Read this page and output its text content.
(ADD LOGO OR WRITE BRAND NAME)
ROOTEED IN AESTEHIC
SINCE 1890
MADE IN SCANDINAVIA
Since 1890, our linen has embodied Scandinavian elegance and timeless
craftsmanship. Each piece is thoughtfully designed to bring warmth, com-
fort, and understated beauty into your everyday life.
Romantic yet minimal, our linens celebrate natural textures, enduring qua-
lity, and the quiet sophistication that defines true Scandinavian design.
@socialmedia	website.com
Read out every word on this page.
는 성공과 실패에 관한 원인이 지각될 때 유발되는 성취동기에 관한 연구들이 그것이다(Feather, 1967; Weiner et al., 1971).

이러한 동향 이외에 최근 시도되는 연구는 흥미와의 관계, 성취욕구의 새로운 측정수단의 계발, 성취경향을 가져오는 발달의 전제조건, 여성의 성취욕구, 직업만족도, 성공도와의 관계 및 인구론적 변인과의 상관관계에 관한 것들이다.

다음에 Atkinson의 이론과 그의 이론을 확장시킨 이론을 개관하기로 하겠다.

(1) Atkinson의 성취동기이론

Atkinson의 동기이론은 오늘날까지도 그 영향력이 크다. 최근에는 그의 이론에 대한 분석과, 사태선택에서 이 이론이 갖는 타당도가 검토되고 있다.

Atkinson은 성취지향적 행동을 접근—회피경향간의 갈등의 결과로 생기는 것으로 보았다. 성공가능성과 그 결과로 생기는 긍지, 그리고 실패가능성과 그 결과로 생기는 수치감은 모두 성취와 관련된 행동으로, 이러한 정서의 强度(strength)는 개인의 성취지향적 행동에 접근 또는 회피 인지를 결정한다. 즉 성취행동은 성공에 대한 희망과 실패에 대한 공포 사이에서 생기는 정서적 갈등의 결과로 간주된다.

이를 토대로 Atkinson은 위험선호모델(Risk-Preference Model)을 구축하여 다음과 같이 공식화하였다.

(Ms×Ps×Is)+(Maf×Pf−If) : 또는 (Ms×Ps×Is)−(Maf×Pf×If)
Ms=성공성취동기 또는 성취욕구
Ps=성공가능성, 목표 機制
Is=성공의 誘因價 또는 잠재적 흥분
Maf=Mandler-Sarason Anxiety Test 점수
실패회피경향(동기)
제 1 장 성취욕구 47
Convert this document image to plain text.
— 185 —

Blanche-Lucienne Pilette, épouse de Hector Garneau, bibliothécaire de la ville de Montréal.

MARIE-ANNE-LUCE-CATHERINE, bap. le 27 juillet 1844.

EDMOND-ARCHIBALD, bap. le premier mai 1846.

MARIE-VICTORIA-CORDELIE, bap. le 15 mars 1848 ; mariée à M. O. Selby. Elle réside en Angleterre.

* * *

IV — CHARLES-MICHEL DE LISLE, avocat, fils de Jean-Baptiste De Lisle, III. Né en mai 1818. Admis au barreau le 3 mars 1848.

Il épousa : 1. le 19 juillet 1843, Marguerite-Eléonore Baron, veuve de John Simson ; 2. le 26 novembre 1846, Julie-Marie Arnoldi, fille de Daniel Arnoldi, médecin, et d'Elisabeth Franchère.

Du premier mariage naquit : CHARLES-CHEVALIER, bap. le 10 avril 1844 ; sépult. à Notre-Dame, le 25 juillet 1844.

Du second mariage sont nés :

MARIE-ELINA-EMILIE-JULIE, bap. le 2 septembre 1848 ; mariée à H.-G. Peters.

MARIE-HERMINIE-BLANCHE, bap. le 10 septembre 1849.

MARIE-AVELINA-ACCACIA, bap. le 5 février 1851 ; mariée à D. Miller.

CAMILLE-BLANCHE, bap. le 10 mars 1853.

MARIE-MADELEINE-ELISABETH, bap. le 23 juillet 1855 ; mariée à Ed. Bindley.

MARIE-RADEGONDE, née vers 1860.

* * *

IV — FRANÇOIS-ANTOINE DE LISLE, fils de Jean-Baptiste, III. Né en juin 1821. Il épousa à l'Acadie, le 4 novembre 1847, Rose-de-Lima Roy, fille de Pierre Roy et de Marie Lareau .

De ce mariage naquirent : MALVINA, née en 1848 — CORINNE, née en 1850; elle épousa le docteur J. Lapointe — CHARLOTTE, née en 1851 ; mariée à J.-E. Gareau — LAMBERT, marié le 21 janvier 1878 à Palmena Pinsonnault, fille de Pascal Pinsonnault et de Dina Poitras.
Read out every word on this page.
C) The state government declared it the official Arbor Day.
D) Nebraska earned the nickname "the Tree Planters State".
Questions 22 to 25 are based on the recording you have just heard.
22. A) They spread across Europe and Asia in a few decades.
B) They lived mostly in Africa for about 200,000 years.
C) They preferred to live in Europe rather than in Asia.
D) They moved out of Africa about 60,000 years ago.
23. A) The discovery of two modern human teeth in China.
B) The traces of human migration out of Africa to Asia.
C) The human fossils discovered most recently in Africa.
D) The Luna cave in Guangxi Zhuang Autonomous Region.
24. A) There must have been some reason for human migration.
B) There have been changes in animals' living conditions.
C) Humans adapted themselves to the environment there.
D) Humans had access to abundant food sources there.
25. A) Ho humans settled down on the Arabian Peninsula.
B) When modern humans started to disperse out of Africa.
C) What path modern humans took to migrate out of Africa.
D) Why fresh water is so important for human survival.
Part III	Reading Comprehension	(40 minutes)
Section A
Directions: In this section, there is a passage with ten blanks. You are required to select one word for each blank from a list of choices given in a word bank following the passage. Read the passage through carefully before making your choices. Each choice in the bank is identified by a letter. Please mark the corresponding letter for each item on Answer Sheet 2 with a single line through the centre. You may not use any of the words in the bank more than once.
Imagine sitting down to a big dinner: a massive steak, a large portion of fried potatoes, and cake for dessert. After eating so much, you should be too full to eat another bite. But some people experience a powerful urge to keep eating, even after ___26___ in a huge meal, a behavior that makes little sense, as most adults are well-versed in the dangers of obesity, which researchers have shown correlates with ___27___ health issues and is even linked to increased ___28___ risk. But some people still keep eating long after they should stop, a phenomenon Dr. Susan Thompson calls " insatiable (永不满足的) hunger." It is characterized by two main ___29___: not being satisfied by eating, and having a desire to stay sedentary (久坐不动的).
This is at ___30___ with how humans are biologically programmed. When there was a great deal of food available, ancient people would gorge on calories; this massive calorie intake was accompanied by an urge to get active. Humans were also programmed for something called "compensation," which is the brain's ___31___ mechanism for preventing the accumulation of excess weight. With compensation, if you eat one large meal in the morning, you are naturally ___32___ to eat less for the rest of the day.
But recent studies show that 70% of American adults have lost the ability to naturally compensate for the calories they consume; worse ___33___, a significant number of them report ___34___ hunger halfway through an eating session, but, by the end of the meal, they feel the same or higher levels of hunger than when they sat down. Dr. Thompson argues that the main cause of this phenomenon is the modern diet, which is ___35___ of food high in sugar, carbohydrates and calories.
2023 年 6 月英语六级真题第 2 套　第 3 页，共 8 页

━━━━━━━━━━━━━━━━━━━━

**Task to carry out**
Search the listing for the string "calories". Copy each line where it turns up.

**The result**
This is at ___30___ with how humans are biologically programmed. When there was a great deal of food available, ancient people would gorge on calories; this massive calorie intake was accompanied by an urge to get active. Humans were also programmed for something called "compensation," which is the brain's ___31___ mechanism for preventing the accumulation of excess weight. With compensation, if you eat one large meal in the morning, you are naturally ___32___ to eat less for the rest of the day.
But recent studies show that 70% of American adults have lost the ability to naturally compensate for the calories they consume; worse ___33___, a significant number of them report ___34___ hunger halfway through an eating session, but, by the end of the meal, they feel the same or higher levels of hunger than when they sat down. Dr. Thompson argues that the main cause of this phenomenon is the modern diet, which is ___35___ of food high in sugar, carbohydrates and calories.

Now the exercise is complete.